**Written problem**.
All entries below are to be set down again, identical to the source.

Stored data entries:
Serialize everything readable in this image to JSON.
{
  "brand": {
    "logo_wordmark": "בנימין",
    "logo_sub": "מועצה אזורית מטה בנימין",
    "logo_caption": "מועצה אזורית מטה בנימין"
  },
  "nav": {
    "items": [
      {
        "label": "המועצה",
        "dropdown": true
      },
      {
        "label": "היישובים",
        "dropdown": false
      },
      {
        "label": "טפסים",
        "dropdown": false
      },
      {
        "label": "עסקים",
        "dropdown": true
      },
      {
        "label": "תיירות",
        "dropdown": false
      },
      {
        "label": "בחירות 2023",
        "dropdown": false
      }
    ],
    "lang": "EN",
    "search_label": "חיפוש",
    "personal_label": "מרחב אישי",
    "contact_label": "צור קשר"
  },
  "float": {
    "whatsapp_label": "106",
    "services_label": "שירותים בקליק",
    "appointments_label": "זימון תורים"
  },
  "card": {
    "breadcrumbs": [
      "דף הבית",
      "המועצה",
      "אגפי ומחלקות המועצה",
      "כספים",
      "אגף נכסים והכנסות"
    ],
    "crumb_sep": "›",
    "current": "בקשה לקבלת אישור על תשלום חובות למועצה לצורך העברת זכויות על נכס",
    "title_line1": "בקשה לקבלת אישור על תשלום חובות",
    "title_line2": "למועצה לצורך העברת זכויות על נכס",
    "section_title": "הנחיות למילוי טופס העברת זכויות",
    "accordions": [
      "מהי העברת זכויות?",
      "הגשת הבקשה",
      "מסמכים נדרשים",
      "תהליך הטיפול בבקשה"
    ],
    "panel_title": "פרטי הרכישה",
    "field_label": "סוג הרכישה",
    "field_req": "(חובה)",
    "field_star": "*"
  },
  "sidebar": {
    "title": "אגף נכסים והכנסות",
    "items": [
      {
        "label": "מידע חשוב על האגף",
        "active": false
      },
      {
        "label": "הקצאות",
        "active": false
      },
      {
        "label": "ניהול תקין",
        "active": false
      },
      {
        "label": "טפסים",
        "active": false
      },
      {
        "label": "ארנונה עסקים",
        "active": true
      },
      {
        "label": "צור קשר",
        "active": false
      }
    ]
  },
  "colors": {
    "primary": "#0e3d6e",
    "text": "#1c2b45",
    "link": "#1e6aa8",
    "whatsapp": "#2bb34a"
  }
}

**Exercise solution**.
Serialize everything readable in this image to JSON.
{
  "brand": {
    "logo_wordmark": "בנימין",
    "logo_sub": "מועצה אזורית מטה בנימין",
    "logo_caption": "מועצה אזורית מטה בנימין"
  },
  "nav": {
    "items": [
      {
        "label": "המועצה",
        "dropdown": true
      },
      {
        "label": "היישובים",
        "dropdown": false
      },
      {
        "label": "טפסים",
        "dropdown": false
      },
      {
        "label": "עסקים",
        "dropdown": true
      },
      {
        "label": "תיירות",
        "dropdown": false
      },
      {
        "label": "בחירות 2023",
        "dropdown": false
      }
    ],
    "lang": "EN",
    "search_label": "חיפוש",
    "personal_label": "מרחב אישי",
    "contact_label": "צור קשר"
  },
  "float": {
    "whatsapp_label": "106",
    "services_label": "שירותים בקליק",
    "appointments_label": "זימון תורים"
  },
  "card": {
    "breadcrumbs": [
      "דף הבית",
      "המועצה",
      "אגפי ומחלקות המועצה",
      "כספים",
      "אגף נכסים והכנסות"
    ],
    "crumb_sep": "›",
    "current": "בקשה לקבלת אישור על תשלום חובות למועצה לצורך העברת זכויות על נכס",
    "title_line1": "בקשה לקבלת אישור על תשלום חובות",
    "title_line2": "למועצה לצורך העברת זכויות על נכס",
    "section_title": "הנחיות למילוי טופס העברת זכויות",
    "accordions": [
      "מהי העברת זכויות?",
      "הגשת הבקשה",
      "מסמכים נדרשים",
      "תהליך הטיפול בבקשה"
    ],
    "panel_title": "פרטי הרכישה",
    "field_label": "סוג הרכישה",
    "field_req": "(חובה)",
    "field_star": "*"
  },
  "sidebar": {
    "title": "אגף נכסים והכנסות",
    "items": [
      {
        "label": "מידע חשוב על האגף",
        "active": false
      },
      {
        "label": "הקצאות",
        "active": false
      },
      {
        "label": "ניהול תקין",
        "active": false
      },
      {
        "label": "טפסים",
        "active": false
      },
      {
        "label": "ארנונה עסקים",
        "active": true
      },
      {
        "label": "צור קשר",
        "active": false
      }
    ]
  },
  "colors": {
    "primary": "#0e3d6e",
    "text": "#1c2b45",
    "link": "#1e6aa8",
    "whatsapp": "#2bb34a"
  }
}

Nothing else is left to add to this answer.